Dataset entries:
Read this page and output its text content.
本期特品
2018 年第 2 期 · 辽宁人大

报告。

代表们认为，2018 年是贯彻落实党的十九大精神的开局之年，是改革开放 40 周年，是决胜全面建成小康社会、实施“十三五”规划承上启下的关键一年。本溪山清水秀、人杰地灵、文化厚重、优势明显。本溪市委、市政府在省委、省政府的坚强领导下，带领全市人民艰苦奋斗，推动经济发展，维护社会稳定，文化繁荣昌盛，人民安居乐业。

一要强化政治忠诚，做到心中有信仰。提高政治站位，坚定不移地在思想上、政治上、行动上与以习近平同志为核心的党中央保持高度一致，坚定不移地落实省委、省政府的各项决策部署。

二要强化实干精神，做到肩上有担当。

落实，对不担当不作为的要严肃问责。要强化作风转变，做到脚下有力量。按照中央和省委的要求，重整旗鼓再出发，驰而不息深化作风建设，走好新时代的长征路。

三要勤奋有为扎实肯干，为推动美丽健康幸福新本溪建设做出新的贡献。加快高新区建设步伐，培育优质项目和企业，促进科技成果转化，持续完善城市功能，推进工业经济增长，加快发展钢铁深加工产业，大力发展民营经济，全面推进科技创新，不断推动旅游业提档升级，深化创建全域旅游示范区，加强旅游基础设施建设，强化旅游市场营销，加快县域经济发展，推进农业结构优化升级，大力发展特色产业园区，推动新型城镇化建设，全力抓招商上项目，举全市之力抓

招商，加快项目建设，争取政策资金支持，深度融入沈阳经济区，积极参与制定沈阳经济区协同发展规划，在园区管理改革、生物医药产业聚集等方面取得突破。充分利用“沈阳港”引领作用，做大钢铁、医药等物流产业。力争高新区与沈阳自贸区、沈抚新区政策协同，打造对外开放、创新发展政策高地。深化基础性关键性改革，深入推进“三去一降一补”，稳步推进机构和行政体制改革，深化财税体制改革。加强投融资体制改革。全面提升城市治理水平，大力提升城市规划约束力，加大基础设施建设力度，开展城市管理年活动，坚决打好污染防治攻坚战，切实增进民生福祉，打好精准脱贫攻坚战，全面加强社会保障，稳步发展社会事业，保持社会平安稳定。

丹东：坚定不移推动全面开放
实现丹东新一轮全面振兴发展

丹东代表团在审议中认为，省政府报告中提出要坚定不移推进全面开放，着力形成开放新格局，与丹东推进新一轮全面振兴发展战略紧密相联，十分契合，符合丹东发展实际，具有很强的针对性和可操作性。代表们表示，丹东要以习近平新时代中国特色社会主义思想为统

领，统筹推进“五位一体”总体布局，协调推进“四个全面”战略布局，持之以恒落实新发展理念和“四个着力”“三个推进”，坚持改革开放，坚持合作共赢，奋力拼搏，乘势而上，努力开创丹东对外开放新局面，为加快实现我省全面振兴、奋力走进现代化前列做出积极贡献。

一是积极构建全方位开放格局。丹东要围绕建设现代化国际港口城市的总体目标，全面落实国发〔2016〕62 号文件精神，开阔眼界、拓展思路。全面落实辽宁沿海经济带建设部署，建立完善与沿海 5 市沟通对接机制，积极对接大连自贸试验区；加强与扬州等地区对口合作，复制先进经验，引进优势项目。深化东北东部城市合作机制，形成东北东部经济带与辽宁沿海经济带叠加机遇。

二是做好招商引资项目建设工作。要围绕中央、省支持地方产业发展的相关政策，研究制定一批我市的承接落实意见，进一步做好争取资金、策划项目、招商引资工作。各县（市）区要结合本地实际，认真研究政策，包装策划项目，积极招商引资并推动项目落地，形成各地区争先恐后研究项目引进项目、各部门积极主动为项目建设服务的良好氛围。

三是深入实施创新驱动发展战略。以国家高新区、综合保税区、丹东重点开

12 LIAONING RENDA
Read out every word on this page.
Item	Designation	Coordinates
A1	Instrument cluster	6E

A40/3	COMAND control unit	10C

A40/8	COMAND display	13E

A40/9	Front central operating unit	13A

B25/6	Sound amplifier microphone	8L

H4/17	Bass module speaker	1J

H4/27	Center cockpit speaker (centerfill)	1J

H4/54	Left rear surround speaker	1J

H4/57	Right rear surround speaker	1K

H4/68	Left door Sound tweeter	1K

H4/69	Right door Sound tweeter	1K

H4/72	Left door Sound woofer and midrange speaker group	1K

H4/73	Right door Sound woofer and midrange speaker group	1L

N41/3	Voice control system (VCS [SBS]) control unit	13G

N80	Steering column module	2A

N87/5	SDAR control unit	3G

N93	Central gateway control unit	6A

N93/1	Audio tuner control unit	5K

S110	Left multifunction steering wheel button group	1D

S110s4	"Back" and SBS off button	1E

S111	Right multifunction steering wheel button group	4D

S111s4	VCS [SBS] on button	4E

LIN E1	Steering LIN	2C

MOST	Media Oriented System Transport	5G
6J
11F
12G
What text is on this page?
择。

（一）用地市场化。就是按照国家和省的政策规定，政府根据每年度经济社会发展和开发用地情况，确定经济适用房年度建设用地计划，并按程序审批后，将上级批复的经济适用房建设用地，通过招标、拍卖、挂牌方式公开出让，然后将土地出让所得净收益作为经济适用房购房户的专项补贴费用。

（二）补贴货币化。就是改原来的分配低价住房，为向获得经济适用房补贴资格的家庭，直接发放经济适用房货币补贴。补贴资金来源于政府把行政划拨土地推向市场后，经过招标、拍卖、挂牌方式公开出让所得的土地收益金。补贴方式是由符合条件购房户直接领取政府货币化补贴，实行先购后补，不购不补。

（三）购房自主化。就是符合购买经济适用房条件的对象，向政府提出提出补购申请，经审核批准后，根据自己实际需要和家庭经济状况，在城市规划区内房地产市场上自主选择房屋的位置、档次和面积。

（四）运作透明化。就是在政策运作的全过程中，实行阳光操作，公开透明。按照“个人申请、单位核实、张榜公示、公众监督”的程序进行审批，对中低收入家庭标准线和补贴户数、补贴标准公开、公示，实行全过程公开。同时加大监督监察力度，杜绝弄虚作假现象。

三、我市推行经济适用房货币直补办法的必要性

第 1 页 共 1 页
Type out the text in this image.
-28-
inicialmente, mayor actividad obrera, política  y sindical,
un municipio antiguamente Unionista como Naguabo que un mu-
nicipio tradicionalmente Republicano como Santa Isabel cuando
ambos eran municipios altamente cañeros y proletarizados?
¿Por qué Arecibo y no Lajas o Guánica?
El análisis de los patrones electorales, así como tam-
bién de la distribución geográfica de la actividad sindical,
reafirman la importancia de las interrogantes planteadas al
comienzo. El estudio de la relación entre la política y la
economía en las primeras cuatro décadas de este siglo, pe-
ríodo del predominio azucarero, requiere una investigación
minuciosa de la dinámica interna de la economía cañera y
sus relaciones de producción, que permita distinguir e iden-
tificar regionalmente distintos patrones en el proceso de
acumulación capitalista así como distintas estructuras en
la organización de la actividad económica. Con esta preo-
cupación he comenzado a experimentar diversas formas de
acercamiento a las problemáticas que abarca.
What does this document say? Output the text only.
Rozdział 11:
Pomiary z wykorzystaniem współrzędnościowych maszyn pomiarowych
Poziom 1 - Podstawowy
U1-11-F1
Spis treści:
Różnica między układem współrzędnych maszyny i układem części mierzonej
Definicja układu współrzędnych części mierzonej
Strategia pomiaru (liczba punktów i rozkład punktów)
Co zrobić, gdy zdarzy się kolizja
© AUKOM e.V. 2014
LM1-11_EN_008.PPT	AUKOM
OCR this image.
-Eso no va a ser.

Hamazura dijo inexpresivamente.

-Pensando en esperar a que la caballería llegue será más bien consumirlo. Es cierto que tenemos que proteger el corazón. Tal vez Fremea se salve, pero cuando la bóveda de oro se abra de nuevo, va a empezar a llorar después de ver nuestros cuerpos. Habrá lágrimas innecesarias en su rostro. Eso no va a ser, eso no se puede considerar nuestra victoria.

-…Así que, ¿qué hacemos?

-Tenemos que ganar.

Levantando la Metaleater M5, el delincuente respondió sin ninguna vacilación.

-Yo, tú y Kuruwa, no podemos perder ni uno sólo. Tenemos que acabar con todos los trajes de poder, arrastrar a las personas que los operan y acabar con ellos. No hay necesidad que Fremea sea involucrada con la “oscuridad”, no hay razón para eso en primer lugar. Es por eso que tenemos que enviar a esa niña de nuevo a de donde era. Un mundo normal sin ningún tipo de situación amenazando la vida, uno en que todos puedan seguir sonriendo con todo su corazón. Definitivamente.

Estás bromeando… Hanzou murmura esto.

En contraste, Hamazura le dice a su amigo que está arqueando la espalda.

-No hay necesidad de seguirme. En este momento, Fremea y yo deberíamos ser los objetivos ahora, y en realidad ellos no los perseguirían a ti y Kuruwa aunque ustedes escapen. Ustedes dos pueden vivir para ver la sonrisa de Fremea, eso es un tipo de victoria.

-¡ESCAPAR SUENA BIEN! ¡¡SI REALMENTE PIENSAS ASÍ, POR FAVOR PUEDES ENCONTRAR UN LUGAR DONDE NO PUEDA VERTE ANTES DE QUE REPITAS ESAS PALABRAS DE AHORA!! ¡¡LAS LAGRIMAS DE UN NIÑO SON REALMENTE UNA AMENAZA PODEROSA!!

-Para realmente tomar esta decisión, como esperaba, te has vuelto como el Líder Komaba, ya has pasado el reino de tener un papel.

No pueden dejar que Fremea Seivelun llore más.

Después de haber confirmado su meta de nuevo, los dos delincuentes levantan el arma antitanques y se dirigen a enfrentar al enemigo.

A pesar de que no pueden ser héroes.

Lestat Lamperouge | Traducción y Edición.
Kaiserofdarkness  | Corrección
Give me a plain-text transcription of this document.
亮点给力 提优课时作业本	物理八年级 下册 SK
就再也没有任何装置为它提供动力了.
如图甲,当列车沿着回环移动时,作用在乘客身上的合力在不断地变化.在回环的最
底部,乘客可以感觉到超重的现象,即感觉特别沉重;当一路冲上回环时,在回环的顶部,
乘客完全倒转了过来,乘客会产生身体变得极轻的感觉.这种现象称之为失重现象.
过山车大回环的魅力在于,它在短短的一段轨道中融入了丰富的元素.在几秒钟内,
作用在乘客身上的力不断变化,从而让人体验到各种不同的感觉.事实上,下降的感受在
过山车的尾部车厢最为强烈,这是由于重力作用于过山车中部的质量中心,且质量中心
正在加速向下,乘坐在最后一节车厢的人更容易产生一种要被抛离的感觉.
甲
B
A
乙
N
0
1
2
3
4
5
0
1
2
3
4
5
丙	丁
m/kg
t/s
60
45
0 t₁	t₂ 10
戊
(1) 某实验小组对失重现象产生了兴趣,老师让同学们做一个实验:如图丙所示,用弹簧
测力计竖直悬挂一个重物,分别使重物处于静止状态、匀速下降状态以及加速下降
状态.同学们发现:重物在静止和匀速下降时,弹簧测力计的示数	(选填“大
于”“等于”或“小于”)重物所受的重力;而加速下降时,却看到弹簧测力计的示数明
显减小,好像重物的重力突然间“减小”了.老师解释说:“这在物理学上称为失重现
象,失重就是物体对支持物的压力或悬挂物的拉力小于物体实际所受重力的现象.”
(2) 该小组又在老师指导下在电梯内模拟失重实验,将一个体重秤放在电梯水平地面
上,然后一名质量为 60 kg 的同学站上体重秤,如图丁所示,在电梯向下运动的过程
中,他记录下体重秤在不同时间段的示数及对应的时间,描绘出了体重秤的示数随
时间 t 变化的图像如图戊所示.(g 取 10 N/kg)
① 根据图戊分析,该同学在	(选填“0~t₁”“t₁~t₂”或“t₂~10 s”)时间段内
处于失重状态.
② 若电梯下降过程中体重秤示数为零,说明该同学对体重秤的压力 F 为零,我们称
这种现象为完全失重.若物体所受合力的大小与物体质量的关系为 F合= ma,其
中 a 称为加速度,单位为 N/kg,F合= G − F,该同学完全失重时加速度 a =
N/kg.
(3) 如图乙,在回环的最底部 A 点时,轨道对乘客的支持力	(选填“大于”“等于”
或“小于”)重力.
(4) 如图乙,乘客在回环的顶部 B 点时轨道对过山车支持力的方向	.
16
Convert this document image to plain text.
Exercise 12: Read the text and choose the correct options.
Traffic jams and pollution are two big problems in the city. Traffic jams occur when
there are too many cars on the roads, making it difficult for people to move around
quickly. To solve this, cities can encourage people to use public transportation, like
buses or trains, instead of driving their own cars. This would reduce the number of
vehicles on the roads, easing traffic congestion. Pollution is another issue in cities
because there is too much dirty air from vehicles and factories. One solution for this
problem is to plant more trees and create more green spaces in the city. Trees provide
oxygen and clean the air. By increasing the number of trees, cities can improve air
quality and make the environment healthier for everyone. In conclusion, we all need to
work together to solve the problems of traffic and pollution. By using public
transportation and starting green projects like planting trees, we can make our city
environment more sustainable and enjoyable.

__WHAT IS BEING ASKED__:
Working from the listing above, pick out every line that has "door" and copy it.

__EXERCISE SOLUTION__:
H4/68	Left door Sound tweeter	1K
H4/69	Right door Sound tweeter	1K
H4/72	Left door Sound woofer and midrange speaker group	1K
H4/73	Right door Sound woofer and midrange speaker group	1L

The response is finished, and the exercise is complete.